(Written instruction):
The entries below are to be repeated exactly as they stand.

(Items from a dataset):
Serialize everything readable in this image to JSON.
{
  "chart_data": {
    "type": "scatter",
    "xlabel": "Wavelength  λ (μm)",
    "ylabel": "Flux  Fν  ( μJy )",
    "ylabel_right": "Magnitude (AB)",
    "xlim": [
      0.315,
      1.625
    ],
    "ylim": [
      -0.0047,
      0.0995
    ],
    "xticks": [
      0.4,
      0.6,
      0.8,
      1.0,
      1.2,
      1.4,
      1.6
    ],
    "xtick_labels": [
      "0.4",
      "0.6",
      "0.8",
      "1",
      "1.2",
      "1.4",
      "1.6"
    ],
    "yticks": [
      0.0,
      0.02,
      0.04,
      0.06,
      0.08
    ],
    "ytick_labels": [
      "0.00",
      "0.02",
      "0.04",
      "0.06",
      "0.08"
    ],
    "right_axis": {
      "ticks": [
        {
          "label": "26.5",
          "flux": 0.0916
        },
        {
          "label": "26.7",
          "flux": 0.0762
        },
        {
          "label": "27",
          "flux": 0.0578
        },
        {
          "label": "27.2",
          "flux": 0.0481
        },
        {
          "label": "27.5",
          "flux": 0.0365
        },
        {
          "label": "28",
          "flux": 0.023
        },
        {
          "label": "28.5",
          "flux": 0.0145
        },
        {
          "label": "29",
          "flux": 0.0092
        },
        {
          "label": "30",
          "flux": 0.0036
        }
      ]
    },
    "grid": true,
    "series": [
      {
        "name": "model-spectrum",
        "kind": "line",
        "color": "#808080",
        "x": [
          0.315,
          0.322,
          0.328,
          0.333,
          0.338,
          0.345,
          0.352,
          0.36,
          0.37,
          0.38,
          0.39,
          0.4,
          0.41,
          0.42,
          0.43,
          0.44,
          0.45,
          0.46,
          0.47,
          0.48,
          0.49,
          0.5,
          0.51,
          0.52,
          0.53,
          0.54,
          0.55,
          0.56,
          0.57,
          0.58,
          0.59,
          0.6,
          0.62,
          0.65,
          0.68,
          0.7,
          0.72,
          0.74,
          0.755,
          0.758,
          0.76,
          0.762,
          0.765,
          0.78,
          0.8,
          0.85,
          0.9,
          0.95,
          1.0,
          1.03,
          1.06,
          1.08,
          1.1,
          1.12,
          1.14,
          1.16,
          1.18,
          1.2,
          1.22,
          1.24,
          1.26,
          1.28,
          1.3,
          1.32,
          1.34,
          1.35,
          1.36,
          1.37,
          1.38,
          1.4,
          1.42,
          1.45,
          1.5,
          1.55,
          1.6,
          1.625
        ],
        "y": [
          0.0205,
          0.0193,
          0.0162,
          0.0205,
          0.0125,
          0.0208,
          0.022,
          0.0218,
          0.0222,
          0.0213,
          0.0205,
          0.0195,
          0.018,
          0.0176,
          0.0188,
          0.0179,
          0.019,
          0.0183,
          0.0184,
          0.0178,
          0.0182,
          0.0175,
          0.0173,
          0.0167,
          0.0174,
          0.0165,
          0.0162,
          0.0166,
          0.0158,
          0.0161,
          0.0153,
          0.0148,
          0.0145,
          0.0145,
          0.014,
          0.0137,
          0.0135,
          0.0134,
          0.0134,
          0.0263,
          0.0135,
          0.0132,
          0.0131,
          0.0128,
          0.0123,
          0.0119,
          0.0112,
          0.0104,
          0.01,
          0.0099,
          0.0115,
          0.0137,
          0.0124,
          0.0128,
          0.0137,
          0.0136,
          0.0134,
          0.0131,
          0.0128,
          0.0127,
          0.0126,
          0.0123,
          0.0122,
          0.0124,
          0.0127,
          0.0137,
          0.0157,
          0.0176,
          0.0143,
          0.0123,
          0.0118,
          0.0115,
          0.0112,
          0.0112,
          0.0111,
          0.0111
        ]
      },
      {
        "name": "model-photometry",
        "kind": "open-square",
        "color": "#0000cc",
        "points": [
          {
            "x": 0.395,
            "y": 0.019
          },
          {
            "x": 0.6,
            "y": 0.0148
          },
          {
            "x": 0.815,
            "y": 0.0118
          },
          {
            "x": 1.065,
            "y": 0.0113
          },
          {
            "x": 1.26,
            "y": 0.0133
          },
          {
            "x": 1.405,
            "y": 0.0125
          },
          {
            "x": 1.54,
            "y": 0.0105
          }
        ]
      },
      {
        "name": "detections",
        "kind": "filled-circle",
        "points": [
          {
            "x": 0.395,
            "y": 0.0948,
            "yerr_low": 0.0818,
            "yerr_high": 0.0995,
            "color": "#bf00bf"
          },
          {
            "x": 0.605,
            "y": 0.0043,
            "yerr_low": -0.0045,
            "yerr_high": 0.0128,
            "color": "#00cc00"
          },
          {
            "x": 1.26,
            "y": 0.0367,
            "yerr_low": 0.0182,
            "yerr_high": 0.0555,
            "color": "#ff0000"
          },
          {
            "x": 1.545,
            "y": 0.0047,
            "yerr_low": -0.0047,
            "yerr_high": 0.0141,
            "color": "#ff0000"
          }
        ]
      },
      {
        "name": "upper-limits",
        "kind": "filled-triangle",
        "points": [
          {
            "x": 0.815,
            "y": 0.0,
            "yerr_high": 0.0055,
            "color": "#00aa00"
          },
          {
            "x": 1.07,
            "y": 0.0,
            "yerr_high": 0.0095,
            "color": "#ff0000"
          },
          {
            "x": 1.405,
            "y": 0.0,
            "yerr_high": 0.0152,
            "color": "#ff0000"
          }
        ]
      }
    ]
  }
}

(Result of the exercise):
Serialize everything readable in this image to JSON.
{
  "chart_data": {
    "type": "scatter",
    "xlabel": "Wavelength  λ (μm)",
    "ylabel": "Flux  Fν  ( μJy )",
    "ylabel_right": "Magnitude (AB)",
    "xlim": [
      0.315,
      1.625
    ],
    "ylim": [
      -0.0047,
      0.0995
    ],
    "xticks": [
      0.4,
      0.6,
      0.8,
      1.0,
      1.2,
      1.4,
      1.6
    ],
    "xtick_labels": [
      "0.4",
      "0.6",
      "0.8",
      "1",
      "1.2",
      "1.4",
      "1.6"
    ],
    "yticks": [
      0.0,
      0.02,
      0.04,
      0.06,
      0.08
    ],
    "ytick_labels": [
      "0.00",
      "0.02",
      "0.04",
      "0.06",
      "0.08"
    ],
    "right_axis": {
      "ticks": [
        {
          "label": "26.5",
          "flux": 0.0916
        },
        {
          "label": "26.7",
          "flux": 0.0762
        },
        {
          "label": "27",
          "flux": 0.0578
        },
        {
          "label": "27.2",
          "flux": 0.0481
        },
        {
          "label": "27.5",
          "flux": 0.0365
        },
        {
          "label": "28",
          "flux": 0.023
        },
        {
          "label": "28.5",
          "flux": 0.0145
        },
        {
          "label": "29",
          "flux": 0.0092
        },
        {
          "label": "30",
          "flux": 0.0036
        }
      ]
    },
    "grid": true,
    "series": [
      {
        "name": "model-spectrum",
        "kind": "line",
        "color": "#808080",
        "x": [
          0.315,
          0.322,
          0.328,
          0.333,
          0.338,
          0.345,
          0.352,
          0.36,
          0.37,
          0.38,
          0.39,
          0.4,
          0.41,
          0.42,
          0.43,
          0.44,
          0.45,
          0.46,
          0.47,
          0.48,
          0.49,
          0.5,
          0.51,
          0.52,
          0.53,
          0.54,
          0.55,
          0.56,
          0.57,
          0.58,
          0.59,
          0.6,
          0.62,
          0.65,
          0.68,
          0.7,
          0.72,
          0.74,
          0.755,
          0.758,
          0.76,
          0.762,
          0.765,
          0.78,
          0.8,
          0.85,
          0.9,
          0.95,
          1.0,
          1.03,
          1.06,
          1.08,
          1.1,
          1.12,
          1.14,
          1.16,
          1.18,
          1.2,
          1.22,
          1.24,
          1.26,
          1.28,
          1.3,
          1.32,
          1.34,
          1.35,
          1.36,
          1.37,
          1.38,
          1.4,
          1.42,
          1.45,
          1.5,
          1.55,
          1.6,
          1.625
        ],
        "y": [
          0.0205,
          0.0193,
          0.0162,
          0.0205,
          0.0125,
          0.0208,
          0.022,
          0.0218,
          0.0222,
          0.0213,
          0.0205,
          0.0195,
          0.018,
          0.0176,
          0.0188,
          0.0179,
          0.019,
          0.0183,
          0.0184,
          0.0178,
          0.0182,
          0.0175,
          0.0173,
          0.0167,
          0.0174,
          0.0165,
          0.0162,
          0.0166,
          0.0158,
          0.0161,
          0.0153,
          0.0148,
          0.0145,
          0.0145,
          0.014,
          0.0137,
          0.0135,
          0.0134,
          0.0134,
          0.0263,
          0.0135,
          0.0132,
          0.0131,
          0.0128,
          0.0123,
          0.0119,
          0.0112,
          0.0104,
          0.01,
          0.0099,
          0.0115,
          0.0137,
          0.0124,
          0.0128,
          0.0137,
          0.0136,
          0.0134,
          0.0131,
          0.0128,
          0.0127,
          0.0126,
          0.0123,
          0.0122,
          0.0124,
          0.0127,
          0.0137,
          0.0157,
          0.0176,
          0.0143,
          0.0123,
          0.0118,
          0.0115,
          0.0112,
          0.0112,
          0.0111,
          0.0111
        ]
      },
      {
        "name": "model-photometry",
        "kind": "open-square",
        "color": "#0000cc",
        "points": [
          {
            "x": 0.395,
            "y": 0.019
          },
          {
            "x": 0.6,
            "y": 0.0148
          },
          {
            "x": 0.815,
            "y": 0.0118
          },
          {
            "x": 1.065,
            "y": 0.0113
          },
          {
            "x": 1.26,
            "y": 0.0133
          },
          {
            "x": 1.405,
            "y": 0.0125
          },
          {
            "x": 1.54,
            "y": 0.0105
          }
        ]
      },
      {
        "name": "detections",
        "kind": "filled-circle",
        "points": [
          {
            "x": 0.395,
            "y": 0.0948,
            "yerr_low": 0.0818,
            "yerr_high": 0.0995,
            "color": "#bf00bf"
          },
          {
            "x": 0.605,
            "y": 0.0043,
            "yerr_low": -0.0045,
            "yerr_high": 0.0128,
            "color": "#00cc00"
          },
          {
            "x": 1.26,
            "y": 0.0367,
            "yerr_low": 0.0182,
            "yerr_high": 0.0555,
            "color": "#ff0000"
          },
          {
            "x": 1.545,
            "y": 0.0047,
            "yerr_low": -0.0047,
            "yerr_high": 0.0141,
            "color": "#ff0000"
          }
        ]
      },
      {
        "name": "upper-limits",
        "kind": "filled-triangle",
        "points": [
          {
            "x": 0.815,
            "y": 0.0,
            "yerr_high": 0.0055,
            "color": "#00aa00"
          },
          {
            "x": 1.07,
            "y": 0.0,
            "yerr_high": 0.0095,
            "color": "#ff0000"
          },
          {
            "x": 1.405,
            "y": 0.0,
            "yerr_high": 0.0152,
            "color": "#ff0000"
          }
        ]
      }
    ]
  }
}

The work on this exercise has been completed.